### Exercise instructions
Each entry must be reproduced precisely as it stands.

### The records
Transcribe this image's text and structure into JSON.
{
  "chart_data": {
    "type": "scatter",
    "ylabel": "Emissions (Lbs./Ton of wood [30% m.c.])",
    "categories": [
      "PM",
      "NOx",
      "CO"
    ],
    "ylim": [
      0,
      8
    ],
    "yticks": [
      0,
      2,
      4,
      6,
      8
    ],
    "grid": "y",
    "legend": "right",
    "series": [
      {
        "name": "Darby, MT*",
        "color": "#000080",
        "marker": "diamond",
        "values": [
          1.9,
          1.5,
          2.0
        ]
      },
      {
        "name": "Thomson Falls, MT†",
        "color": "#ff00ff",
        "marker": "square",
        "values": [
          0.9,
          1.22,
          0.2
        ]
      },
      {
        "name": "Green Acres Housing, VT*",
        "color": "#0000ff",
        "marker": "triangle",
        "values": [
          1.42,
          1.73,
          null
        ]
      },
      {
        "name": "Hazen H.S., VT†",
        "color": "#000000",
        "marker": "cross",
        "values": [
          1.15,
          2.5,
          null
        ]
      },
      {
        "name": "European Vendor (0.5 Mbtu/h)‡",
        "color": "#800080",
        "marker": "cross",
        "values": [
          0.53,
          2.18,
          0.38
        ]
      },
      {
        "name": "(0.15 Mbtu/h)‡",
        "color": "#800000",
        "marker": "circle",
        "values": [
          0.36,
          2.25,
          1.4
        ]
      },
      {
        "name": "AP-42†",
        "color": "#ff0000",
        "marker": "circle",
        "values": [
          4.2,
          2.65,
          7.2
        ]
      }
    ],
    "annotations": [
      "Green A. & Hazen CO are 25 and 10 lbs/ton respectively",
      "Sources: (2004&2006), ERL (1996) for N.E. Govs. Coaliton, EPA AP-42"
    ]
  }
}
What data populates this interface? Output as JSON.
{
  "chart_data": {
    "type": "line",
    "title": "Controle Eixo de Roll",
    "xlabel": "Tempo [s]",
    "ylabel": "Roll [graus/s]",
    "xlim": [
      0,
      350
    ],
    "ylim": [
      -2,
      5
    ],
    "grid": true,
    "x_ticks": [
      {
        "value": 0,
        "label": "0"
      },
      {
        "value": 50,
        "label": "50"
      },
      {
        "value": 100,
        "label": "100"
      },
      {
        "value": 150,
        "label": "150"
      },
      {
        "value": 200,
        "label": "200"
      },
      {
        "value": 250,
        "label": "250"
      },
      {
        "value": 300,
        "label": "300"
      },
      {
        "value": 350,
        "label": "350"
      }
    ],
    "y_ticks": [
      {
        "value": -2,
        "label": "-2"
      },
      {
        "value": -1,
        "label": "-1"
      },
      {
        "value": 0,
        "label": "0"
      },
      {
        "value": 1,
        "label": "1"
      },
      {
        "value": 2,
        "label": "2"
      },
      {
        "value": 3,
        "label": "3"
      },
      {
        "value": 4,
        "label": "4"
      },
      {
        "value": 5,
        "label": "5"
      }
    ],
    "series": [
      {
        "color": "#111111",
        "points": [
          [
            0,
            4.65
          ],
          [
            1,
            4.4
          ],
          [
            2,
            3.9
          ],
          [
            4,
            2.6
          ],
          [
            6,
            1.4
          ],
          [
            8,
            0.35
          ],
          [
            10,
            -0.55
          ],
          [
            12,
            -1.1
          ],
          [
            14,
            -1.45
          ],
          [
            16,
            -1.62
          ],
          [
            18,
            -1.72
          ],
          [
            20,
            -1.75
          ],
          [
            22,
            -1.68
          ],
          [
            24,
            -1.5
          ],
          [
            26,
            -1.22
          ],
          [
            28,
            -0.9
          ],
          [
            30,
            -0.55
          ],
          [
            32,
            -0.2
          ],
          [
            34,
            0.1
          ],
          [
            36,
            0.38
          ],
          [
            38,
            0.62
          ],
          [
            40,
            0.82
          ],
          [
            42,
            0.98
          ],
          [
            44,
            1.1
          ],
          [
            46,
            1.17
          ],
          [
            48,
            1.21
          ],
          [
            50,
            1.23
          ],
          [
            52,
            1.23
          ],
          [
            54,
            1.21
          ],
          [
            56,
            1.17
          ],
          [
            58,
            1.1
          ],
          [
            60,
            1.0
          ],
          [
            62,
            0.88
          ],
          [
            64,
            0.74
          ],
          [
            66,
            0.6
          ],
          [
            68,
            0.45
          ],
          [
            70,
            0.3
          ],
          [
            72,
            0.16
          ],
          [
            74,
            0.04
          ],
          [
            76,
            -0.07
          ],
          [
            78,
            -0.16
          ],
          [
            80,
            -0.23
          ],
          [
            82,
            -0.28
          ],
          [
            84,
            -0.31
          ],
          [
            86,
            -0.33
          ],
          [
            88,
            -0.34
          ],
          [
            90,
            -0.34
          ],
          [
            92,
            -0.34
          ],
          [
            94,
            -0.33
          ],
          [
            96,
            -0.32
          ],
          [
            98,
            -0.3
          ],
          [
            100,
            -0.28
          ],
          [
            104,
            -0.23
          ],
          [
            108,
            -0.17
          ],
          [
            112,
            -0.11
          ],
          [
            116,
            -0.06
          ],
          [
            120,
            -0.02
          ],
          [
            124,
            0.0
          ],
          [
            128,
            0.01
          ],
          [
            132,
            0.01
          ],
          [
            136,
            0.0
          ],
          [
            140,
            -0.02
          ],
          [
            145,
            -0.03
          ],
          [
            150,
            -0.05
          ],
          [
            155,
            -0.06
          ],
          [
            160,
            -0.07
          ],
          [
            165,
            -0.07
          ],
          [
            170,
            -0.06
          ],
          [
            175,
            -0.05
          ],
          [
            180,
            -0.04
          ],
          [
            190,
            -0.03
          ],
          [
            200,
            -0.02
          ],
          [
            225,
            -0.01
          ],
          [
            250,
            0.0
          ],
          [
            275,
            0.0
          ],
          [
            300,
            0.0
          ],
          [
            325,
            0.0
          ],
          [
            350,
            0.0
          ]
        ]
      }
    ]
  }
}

### Exercise answer
Transcribe this image's text and structure into JSON.
{
  "chart_data": {
    "type": "scatter",
    "ylabel": "Emissions (Lbs./Ton of wood [30% m.c.])",
    "categories": [
      "PM",
      "NOx",
      "CO"
    ],
    "ylim": [
      0,
      8
    ],
    "yticks": [
      0,
      2,
      4,
      6,
      8
    ],
    "grid": "y",
    "legend": "right",
    "series": [
      {
        "name": "Darby, MT*",
        "color": "#000080",
        "marker": "diamond",
        "values": [
          1.9,
          1.5,
          2.0
        ]
      },
      {
        "name": "Thomson Falls, MT†",
        "color": "#ff00ff",
        "marker": "square",
        "values": [
          0.9,
          1.22,
          0.2
        ]
      },
      {
        "name": "Green Acres Housing, VT*",
        "color": "#0000ff",
        "marker": "triangle",
        "values": [
          1.42,
          1.73,
          null
        ]
      },
      {
        "name": "Hazen H.S., VT†",
        "color": "#000000",
        "marker": "cross",
        "values": [
          1.15,
          2.5,
          null
        ]
      },
      {
        "name": "European Vendor (0.5 Mbtu/h)‡",
        "color": "#800080",
        "marker": "cross",
        "values": [
          0.53,
          2.18,
          0.38
        ]
      },
      {
        "name": "(0.15 Mbtu/h)‡",
        "color": "#800000",
        "marker": "circle",
        "values": [
          0.36,
          2.25,
          1.4
        ]
      },
      {
        "name": "AP-42†",
        "color": "#ff0000",
        "marker": "circle",
        "values": [
          4.2,
          2.65,
          7.2
        ]
      }
    ],
    "annotations": [
      "Green A. & Hazen CO are 25 and 10 lbs/ton respectively",
      "Sources: (2004&2006), ERL (1996) for N.E. Govs. Coaliton, EPA AP-42"
    ]
  }
}
What data populates this interface? Output as JSON.
{
  "chart_data": {
    "type": "line",
    "title": "Controle Eixo de Roll",
    "xlabel": "Tempo [s]",
    "ylabel": "Roll [graus/s]",
    "xlim": [
      0,
      350
    ],
    "ylim": [
      -2,
      5
    ],
    "grid": true,
    "x_ticks": [
      {
        "value": 0,
        "label": "0"
      },
      {
        "value": 50,
        "label": "50"
      },
      {
        "value": 100,
        "label": "100"
      },
      {
        "value": 150,
        "label": "150"
      },
      {
        "value": 200,
        "label": "200"
      },
      {
        "value": 250,
        "label": "250"
      },
      {
        "value": 300,
        "label": "300"
      },
      {
        "value": 350,
        "label": "350"
      }
    ],
    "y_ticks": [
      {
        "value": -2,
        "label": "-2"
      },
      {
        "value": -1,
        "label": "-1"
      },
      {
        "value": 0,
        "label": "0"
      },
      {
        "value": 1,
        "label": "1"
      },
      {
        "value": 2,
        "label": "2"
      },
      {
        "value": 3,
        "label": "3"
      },
      {
        "value": 4,
        "label": "4"
      },
      {
        "value": 5,
        "label": "5"
      }
    ],
    "series": [
      {
        "color": "#111111",
        "points": [
          [
            0,
            4.65
          ],
          [
            1,
            4.4
          ],
          [
            2,
            3.9
          ],
          [
            4,
            2.6
          ],
          [
            6,
            1.4
          ],
          [
            8,
            0.35
          ],
          [
            10,
            -0.55
          ],
          [
            12,
            -1.1
          ],
          [
            14,
            -1.45
          ],
          [
            16,
            -1.62
          ],
          [
            18,
            -1.72
          ],
          [
            20,
            -1.75
          ],
          [
            22,
            -1.68
          ],
          [
            24,
            -1.5
          ],
          [
            26,
            -1.22
          ],
          [
            28,
            -0.9
          ],
          [
            30,
            -0.55
          ],
          [
            32,
            -0.2
          ],
          [
            34,
            0.1
          ],
          [
            36,
            0.38
          ],
          [
            38,
            0.62
          ],
          [
            40,
            0.82
          ],
          [
            42,
            0.98
          ],
          [
            44,
            1.1
          ],
          [
            46,
            1.17
          ],
          [
            48,
            1.21
          ],
          [
            50,
            1.23
          ],
          [
            52,
            1.23
          ],
          [
            54,
            1.21
          ],
          [
            56,
            1.17
          ],
          [
            58,
            1.1
          ],
          [
            60,
            1.0
          ],
          [
            62,
            0.88
          ],
          [
            64,
            0.74
          ],
          [
            66,
            0.6
          ],
          [
            68,
            0.45
          ],
          [
            70,
            0.3
          ],
          [
            72,
            0.16
          ],
          [
            74,
            0.04
          ],
          [
            76,
            -0.07
          ],
          [
            78,
            -0.16
          ],
          [
            80,
            -0.23
          ],
          [
            82,
            -0.28
          ],
          [
            84,
            -0.31
          ],
          [
            86,
            -0.33
          ],
          [
            88,
            -0.34
          ],
          [
            90,
            -0.34
          ],
          [
            92,
            -0.34
          ],
          [
            94,
            -0.33
          ],
          [
            96,
            -0.32
          ],
          [
            98,
            -0.3
          ],
          [
            100,
            -0.28
          ],
          [
            104,
            -0.23
          ],
          [
            108,
            -0.17
          ],
          [
            112,
            -0.11
          ],
          [
            116,
            -0.06
          ],
          [
            120,
            -0.02
          ],
          [
            124,
            0.0
          ],
          [
            128,
            0.01
          ],
          [
            132,
            0.01
          ],
          [
            136,
            0.0
          ],
          [
            140,
            -0.02
          ],
          [
            145,
            -0.03
          ],
          [
            150,
            -0.05
          ],
          [
            155,
            -0.06
          ],
          [
            160,
            -0.07
          ],
          [
            165,
            -0.07
          ],
          [
            170,
            -0.06
          ],
          [
            175,
            -0.05
          ],
          [
            180,
            -0.04
          ],
          [
            190,
            -0.03
          ],
          [
            200,
            -0.02
          ],
          [
            225,
            -0.01
          ],
          [
            250,
            0.0
          ],
          [
            275,
            0.0
          ],
          [
            300,
            0.0
          ],
          [
            325,
            0.0
          ],
          [
            350,
            0.0
          ]
        ]
      }
    ]
  }
}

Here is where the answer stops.